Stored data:
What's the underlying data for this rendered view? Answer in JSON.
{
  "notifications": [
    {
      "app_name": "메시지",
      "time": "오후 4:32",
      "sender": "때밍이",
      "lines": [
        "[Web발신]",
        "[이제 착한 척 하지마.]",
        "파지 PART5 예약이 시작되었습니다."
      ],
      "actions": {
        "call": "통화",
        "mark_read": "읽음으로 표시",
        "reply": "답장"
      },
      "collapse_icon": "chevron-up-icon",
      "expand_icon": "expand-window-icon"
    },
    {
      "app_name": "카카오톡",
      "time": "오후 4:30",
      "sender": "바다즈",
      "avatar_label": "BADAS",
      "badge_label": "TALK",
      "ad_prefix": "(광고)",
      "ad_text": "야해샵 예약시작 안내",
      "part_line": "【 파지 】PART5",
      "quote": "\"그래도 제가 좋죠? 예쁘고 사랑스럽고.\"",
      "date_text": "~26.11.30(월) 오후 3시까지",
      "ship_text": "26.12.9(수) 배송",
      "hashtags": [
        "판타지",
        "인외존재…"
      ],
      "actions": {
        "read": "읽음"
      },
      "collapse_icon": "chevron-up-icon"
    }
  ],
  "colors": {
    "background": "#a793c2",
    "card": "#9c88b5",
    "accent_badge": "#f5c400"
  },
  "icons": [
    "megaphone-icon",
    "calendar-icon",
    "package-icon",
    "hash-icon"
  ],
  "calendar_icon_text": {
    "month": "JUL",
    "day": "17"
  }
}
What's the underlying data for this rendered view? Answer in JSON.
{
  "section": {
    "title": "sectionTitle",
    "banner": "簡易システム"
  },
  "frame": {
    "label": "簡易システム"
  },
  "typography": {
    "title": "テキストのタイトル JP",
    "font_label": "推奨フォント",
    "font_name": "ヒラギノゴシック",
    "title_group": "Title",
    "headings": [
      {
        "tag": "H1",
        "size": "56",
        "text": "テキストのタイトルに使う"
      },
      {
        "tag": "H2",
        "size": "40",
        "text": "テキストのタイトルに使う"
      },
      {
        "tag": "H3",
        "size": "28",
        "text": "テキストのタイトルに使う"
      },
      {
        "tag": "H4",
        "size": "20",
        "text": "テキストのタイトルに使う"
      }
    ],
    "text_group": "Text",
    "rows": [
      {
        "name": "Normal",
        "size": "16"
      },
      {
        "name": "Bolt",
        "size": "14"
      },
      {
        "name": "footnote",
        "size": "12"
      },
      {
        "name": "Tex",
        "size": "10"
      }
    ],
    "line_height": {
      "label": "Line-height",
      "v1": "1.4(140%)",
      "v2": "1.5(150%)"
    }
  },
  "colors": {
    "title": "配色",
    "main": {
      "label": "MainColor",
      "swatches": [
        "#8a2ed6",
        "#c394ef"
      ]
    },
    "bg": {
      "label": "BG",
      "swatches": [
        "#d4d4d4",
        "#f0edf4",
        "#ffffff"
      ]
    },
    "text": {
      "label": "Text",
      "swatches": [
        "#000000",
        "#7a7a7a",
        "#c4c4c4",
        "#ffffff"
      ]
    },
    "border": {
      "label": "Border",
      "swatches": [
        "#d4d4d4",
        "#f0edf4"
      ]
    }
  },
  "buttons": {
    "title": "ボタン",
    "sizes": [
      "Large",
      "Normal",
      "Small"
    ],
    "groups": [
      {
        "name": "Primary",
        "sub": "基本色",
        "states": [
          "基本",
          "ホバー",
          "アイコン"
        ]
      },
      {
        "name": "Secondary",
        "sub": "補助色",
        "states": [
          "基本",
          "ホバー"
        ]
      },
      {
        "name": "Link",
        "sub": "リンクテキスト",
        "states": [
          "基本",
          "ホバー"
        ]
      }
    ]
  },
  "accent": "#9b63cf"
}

■ **EXERCISE TASK**
Extract the full set of entries word for word.

■ **REPLY**
What's the underlying data for this rendered view? Answer in JSON.
{
  "notifications": [
    {
      "app_name": "메시지",
      "time": "오후 4:32",
      "sender": "때밍이",
      "lines": [
        "[Web발신]",
        "[이제 착한 척 하지마.]",
        "파지 PART5 예약이 시작되었습니다."
      ],
      "actions": {
        "call": "통화",
        "mark_read": "읽음으로 표시",
        "reply": "답장"
      },
      "collapse_icon": "chevron-up-icon",
      "expand_icon": "expand-window-icon"
    },
    {
      "app_name": "카카오톡",
      "time": "오후 4:30",
      "sender": "바다즈",
      "avatar_label": "BADAS",
      "badge_label": "TALK",
      "ad_prefix": "(광고)",
      "ad_text": "야해샵 예약시작 안내",
      "part_line": "【 파지 】PART5",
      "quote": "\"그래도 제가 좋죠? 예쁘고 사랑스럽고.\"",
      "date_text": "~26.11.30(월) 오후 3시까지",
      "ship_text": "26.12.9(수) 배송",
      "hashtags": [
        "판타지",
        "인외존재…"
      ],
      "actions": {
        "read": "읽음"
      },
      "collapse_icon": "chevron-up-icon"
    }
  ],
  "colors": {
    "background": "#a793c2",
    "card": "#9c88b5",
    "accent_badge": "#f5c400"
  },
  "icons": [
    "megaphone-icon",
    "calendar-icon",
    "package-icon",
    "hash-icon"
  ],
  "calendar_icon_text": {
    "month": "JUL",
    "day": "17"
  }
}
What's the underlying data for this rendered view? Answer in JSON.
{
  "section": {
    "title": "sectionTitle",
    "banner": "簡易システム"
  },
  "frame": {
    "label": "簡易システム"
  },
  "typography": {
    "title": "テキストのタイトル JP",
    "font_label": "推奨フォント",
    "font_name": "ヒラギノゴシック",
    "title_group": "Title",
    "headings": [
      {
        "tag": "H1",
        "size": "56",
        "text": "テキストのタイトルに使う"
      },
      {
        "tag": "H2",
        "size": "40",
        "text": "テキストのタイトルに使う"
      },
      {
        "tag": "H3",
        "size": "28",
        "text": "テキストのタイトルに使う"
      },
      {
        "tag": "H4",
        "size": "20",
        "text": "テキストのタイトルに使う"
      }
    ],
    "text_group": "Text",
    "rows": [
      {
        "name": "Normal",
        "size": "16"
      },
      {
        "name": "Bolt",
        "size": "14"
      },
      {
        "name": "footnote",
        "size": "12"
      },
      {
        "name": "Tex",
        "size": "10"
      }
    ],
    "line_height": {
      "label": "Line-height",
      "v1": "1.4(140%)",
      "v2": "1.5(150%)"
    }
  },
  "colors": {
    "title": "配色",
    "main": {
      "label": "MainColor",
      "swatches": [
        "#8a2ed6",
        "#c394ef"
      ]
    },
    "bg": {
      "label": "BG",
      "swatches": [
        "#d4d4d4",
        "#f0edf4",
        "#ffffff"
      ]
    },
    "text": {
      "label": "Text",
      "swatches": [
        "#000000",
        "#7a7a7a",
        "#c4c4c4",
        "#ffffff"
      ]
    },
    "border": {
      "label": "Border",
      "swatches": [
        "#d4d4d4",
        "#f0edf4"
      ]
    }
  },
  "buttons": {
    "title": "ボタン",
    "sizes": [
      "Large",
      "Normal",
      "Small"
    ],
    "groups": [
      {
        "name": "Primary",
        "sub": "基本色",
        "states": [
          "基本",
          "ホバー",
          "アイコン"
        ]
      },
      {
        "name": "Secondary",
        "sub": "補助色",
        "states": [
          "基本",
          "ホバー"
        ]
      },
      {
        "name": "Link",
        "sub": "リンクテキスト",
        "states": [
          "基本",
          "ホバー"
        ]
      }
    ]
  },
  "accent": "#9b63cf"
}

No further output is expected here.